- WORK REQUIRED
Spot each line in the records below where the word "December" occurs, then copy it.

Figure contents as structured data:

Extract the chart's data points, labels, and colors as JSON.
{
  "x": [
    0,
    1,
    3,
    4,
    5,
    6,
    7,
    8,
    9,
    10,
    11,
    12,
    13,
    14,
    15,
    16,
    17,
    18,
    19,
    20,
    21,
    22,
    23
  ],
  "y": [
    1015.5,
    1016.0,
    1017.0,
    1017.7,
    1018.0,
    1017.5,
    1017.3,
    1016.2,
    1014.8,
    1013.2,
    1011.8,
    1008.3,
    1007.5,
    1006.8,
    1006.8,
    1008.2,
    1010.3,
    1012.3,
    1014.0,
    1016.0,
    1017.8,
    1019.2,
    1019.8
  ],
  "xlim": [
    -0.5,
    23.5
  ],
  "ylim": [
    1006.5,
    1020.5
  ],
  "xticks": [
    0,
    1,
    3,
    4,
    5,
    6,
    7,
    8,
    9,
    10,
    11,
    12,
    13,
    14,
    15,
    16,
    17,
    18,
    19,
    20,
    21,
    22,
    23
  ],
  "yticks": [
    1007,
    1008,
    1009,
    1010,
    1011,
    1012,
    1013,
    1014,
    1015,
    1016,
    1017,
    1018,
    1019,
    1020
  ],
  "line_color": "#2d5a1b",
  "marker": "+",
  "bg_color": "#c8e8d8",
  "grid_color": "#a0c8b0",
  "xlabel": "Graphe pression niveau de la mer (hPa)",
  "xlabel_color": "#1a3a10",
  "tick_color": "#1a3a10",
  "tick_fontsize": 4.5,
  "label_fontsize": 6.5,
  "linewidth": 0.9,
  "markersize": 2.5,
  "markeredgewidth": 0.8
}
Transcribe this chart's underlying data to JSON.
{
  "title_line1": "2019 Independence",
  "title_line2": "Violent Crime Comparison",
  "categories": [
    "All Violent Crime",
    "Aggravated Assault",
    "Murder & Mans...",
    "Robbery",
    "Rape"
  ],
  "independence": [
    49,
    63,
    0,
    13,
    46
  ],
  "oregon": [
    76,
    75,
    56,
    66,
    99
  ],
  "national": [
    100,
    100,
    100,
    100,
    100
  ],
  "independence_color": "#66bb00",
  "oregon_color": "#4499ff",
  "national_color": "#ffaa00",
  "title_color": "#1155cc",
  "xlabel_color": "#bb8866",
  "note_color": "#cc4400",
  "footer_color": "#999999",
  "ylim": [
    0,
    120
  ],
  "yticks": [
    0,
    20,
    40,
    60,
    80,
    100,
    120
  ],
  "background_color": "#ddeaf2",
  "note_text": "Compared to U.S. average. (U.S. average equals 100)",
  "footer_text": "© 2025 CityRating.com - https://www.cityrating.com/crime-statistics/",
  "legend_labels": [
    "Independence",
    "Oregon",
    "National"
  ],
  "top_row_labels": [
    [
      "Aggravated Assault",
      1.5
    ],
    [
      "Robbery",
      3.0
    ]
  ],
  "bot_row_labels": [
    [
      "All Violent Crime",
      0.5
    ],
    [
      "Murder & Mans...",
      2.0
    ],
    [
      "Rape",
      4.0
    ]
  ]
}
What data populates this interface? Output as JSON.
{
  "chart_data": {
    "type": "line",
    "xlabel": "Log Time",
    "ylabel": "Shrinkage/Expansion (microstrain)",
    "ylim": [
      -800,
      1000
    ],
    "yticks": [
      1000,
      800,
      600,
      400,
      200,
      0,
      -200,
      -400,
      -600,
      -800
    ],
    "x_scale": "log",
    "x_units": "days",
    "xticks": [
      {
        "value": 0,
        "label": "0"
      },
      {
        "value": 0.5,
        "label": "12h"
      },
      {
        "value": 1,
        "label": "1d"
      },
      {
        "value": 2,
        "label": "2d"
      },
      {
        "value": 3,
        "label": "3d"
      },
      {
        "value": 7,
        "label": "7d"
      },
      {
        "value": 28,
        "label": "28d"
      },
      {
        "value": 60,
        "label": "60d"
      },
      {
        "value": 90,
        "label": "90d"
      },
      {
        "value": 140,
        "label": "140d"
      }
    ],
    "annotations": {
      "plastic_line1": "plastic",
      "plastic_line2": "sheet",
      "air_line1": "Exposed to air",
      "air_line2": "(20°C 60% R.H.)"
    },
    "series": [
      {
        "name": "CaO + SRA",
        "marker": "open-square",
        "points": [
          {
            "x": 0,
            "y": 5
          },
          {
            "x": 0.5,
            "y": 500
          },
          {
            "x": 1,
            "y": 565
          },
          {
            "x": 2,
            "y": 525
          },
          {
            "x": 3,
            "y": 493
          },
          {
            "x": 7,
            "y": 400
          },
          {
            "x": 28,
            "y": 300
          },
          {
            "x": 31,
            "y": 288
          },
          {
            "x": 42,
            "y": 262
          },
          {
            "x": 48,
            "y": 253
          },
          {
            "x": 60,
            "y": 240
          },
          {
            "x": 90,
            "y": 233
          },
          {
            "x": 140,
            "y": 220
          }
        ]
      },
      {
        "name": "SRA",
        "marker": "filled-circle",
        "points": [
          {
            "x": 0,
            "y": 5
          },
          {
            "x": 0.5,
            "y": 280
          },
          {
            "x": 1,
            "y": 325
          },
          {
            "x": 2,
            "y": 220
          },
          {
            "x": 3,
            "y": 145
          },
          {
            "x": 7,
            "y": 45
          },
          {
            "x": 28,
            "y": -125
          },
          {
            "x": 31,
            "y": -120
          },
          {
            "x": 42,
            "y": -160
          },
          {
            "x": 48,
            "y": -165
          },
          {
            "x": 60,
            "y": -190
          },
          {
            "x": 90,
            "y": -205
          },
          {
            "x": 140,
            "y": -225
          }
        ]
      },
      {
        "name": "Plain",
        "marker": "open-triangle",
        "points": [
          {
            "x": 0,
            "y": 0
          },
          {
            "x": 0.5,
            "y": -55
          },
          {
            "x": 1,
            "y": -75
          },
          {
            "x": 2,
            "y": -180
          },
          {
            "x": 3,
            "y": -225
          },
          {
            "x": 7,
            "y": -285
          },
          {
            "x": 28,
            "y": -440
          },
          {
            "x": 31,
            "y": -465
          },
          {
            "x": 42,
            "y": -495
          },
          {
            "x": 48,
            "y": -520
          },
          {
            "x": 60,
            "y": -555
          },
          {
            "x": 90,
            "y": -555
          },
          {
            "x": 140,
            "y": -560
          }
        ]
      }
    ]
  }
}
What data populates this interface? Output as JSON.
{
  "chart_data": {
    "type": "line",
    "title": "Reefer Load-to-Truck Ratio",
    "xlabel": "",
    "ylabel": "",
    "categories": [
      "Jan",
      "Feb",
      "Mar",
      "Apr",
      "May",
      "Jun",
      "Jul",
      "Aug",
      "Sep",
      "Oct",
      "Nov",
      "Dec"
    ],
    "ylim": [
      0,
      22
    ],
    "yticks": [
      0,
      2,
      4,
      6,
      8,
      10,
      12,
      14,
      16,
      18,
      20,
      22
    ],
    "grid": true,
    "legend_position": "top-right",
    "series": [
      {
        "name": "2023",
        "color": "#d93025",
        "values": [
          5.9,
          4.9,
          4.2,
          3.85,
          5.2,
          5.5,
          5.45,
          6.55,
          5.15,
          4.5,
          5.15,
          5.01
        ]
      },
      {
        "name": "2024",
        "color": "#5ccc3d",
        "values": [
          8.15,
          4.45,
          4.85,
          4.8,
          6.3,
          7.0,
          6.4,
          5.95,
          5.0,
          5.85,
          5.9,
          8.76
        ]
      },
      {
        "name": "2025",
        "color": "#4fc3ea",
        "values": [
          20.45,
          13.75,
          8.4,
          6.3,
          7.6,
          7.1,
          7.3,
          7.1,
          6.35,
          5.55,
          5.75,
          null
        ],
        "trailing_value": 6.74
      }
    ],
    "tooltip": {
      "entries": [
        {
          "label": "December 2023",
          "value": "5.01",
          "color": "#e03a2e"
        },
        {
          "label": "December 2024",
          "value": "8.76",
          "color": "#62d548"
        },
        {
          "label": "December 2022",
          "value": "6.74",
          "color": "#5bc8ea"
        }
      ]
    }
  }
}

- EXERCISE ANSWER
          "label": "December 2023",
          "label": "December 2024",
          "label": "December 2022",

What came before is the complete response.